• [OBJECTIVE]: Pick every line with "title" from the material below.

────────────────────

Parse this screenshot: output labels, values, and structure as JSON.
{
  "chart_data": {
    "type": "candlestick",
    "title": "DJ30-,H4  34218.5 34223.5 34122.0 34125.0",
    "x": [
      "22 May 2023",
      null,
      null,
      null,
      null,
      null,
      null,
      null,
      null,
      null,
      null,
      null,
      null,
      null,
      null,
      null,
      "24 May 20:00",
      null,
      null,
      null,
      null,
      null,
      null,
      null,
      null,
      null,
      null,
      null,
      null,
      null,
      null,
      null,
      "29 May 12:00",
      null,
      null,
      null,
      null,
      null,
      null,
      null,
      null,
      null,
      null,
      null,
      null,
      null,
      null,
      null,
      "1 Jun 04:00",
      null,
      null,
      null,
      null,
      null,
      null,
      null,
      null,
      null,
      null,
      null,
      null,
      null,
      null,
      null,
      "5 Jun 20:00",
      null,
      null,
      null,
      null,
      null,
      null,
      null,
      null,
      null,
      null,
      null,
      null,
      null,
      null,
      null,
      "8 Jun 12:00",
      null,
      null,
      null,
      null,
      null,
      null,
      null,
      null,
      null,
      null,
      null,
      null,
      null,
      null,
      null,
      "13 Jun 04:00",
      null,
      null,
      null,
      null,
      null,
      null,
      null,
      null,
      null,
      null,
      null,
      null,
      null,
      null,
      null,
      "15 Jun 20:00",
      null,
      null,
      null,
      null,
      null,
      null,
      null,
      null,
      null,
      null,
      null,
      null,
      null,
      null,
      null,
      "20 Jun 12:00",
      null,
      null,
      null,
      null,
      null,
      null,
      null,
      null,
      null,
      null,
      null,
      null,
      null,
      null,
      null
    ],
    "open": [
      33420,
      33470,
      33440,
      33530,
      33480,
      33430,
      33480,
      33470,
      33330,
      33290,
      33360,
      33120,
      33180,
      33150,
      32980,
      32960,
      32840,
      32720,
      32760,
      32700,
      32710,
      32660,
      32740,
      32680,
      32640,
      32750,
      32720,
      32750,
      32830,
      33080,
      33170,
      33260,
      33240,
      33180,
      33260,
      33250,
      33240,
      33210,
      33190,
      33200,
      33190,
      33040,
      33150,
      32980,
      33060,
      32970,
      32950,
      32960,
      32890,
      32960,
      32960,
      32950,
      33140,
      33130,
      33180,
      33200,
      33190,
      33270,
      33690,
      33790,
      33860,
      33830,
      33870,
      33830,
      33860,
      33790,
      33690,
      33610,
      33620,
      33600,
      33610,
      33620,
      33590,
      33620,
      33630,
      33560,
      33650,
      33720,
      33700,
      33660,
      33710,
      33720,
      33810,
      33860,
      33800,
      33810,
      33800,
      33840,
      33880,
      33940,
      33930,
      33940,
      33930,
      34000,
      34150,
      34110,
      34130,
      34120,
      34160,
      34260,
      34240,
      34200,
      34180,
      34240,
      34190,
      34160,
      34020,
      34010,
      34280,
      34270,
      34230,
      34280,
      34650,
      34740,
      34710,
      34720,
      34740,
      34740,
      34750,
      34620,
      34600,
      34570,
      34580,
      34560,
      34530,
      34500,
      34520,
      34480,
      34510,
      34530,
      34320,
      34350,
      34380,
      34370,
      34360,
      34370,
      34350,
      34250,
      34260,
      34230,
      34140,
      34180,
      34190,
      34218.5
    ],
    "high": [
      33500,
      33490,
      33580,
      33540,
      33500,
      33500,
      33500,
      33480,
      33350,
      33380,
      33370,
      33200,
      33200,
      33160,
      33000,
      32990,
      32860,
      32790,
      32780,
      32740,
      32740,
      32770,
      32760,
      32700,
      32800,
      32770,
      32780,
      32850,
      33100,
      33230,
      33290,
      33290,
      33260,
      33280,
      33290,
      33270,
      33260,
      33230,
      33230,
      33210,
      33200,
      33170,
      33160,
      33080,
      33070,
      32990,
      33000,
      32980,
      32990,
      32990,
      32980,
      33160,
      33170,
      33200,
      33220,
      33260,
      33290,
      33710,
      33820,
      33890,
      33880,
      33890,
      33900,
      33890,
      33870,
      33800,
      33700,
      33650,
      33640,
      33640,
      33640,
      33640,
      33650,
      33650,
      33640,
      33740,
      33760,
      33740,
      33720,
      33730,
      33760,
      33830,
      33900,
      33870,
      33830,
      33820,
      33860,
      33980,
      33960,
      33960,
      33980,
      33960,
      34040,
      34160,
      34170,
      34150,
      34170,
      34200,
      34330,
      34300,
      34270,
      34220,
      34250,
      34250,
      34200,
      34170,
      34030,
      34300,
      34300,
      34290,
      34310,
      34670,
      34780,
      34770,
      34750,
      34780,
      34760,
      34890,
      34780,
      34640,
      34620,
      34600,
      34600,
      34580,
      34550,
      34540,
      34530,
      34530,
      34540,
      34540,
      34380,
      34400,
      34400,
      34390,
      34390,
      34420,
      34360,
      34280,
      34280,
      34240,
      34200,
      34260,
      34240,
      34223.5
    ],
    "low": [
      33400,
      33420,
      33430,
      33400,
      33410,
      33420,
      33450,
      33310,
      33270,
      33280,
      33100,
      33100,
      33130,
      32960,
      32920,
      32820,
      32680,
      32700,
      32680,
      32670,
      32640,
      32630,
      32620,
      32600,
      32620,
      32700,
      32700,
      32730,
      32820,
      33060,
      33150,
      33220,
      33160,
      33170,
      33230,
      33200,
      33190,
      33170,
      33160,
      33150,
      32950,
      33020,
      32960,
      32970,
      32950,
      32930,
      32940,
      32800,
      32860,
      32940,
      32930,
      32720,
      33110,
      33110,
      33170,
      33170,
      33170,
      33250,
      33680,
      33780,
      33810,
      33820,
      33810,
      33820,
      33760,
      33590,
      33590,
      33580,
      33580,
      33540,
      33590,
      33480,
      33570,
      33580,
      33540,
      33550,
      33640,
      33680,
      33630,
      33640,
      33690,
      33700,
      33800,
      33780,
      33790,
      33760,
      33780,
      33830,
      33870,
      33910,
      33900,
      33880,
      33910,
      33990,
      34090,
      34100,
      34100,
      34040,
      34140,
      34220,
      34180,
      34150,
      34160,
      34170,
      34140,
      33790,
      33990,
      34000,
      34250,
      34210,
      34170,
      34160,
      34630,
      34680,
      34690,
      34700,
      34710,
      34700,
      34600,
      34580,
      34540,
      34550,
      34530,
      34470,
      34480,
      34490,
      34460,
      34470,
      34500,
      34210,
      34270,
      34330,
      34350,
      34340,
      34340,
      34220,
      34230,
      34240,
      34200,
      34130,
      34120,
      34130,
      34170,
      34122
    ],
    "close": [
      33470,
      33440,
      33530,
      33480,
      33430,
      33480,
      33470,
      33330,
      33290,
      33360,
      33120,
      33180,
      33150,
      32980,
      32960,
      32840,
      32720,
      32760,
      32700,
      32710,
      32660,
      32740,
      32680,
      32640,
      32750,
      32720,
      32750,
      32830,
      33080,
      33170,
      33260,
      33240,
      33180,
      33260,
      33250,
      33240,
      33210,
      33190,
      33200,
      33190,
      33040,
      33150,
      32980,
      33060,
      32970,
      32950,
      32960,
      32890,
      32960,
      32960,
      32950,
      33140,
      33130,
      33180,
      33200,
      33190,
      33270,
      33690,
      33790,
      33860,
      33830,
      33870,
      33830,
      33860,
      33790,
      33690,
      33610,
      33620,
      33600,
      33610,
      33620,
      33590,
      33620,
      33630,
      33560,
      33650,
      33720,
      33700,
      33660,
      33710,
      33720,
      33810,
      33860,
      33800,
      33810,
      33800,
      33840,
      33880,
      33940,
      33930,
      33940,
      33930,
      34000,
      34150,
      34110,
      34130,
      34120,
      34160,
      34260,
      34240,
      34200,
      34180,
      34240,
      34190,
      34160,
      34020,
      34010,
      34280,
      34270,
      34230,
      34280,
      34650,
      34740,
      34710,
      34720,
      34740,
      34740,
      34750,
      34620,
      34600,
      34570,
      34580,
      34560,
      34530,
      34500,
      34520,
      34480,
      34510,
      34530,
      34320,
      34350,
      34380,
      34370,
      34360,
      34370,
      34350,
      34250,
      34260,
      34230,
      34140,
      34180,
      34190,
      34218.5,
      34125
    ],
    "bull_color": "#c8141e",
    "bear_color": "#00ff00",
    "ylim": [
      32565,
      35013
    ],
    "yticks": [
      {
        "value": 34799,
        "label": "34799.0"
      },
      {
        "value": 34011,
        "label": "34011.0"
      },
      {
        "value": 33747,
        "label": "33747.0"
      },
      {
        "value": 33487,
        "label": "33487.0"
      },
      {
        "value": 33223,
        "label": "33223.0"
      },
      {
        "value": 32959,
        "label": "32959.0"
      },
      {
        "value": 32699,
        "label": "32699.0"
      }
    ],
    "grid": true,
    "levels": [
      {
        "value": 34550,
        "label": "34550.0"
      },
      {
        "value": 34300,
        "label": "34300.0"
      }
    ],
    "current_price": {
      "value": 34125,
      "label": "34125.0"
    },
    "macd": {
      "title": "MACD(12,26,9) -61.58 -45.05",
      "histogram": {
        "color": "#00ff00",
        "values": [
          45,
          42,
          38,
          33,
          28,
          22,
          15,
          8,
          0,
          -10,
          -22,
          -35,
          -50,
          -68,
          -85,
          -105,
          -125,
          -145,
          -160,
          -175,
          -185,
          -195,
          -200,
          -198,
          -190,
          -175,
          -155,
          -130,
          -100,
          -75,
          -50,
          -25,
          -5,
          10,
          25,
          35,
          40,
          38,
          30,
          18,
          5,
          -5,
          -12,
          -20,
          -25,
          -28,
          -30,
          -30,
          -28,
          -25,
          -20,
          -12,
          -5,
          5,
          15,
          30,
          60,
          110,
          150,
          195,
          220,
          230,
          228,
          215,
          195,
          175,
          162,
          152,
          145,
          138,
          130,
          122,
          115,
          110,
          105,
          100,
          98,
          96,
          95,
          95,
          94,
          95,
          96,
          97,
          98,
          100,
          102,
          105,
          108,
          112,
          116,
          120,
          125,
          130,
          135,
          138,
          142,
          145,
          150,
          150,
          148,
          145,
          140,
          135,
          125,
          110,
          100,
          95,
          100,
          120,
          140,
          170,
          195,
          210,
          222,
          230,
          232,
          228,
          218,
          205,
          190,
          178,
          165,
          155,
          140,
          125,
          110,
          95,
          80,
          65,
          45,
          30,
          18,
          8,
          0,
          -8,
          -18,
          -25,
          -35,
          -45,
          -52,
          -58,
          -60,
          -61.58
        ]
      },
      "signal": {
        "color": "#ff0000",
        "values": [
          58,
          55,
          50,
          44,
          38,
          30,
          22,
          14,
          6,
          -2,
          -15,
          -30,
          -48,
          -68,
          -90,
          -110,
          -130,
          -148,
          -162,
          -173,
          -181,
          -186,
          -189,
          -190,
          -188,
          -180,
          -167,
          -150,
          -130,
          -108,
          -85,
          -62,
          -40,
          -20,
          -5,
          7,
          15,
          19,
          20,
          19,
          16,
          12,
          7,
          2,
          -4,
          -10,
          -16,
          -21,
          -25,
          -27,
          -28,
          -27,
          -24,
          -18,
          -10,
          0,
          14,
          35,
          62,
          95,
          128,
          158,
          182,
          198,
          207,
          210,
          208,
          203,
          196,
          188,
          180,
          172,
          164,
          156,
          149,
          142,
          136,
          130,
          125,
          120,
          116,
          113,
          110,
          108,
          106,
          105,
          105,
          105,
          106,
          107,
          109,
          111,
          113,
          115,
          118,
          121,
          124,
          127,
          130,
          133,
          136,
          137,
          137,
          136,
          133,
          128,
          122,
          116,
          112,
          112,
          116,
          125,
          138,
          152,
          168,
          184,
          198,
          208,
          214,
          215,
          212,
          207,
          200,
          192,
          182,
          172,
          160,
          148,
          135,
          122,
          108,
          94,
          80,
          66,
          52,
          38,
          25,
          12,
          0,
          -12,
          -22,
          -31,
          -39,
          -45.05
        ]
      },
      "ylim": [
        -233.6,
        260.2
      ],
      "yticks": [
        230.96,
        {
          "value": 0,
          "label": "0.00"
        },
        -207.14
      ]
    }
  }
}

────────────────────

• [FULL RESPONSE]:
    "title": "DJ30-,H4  34218.5 34223.5 34122.0 34125.0",
      "title": "MACD(12,26,9) -61.58 -45.05",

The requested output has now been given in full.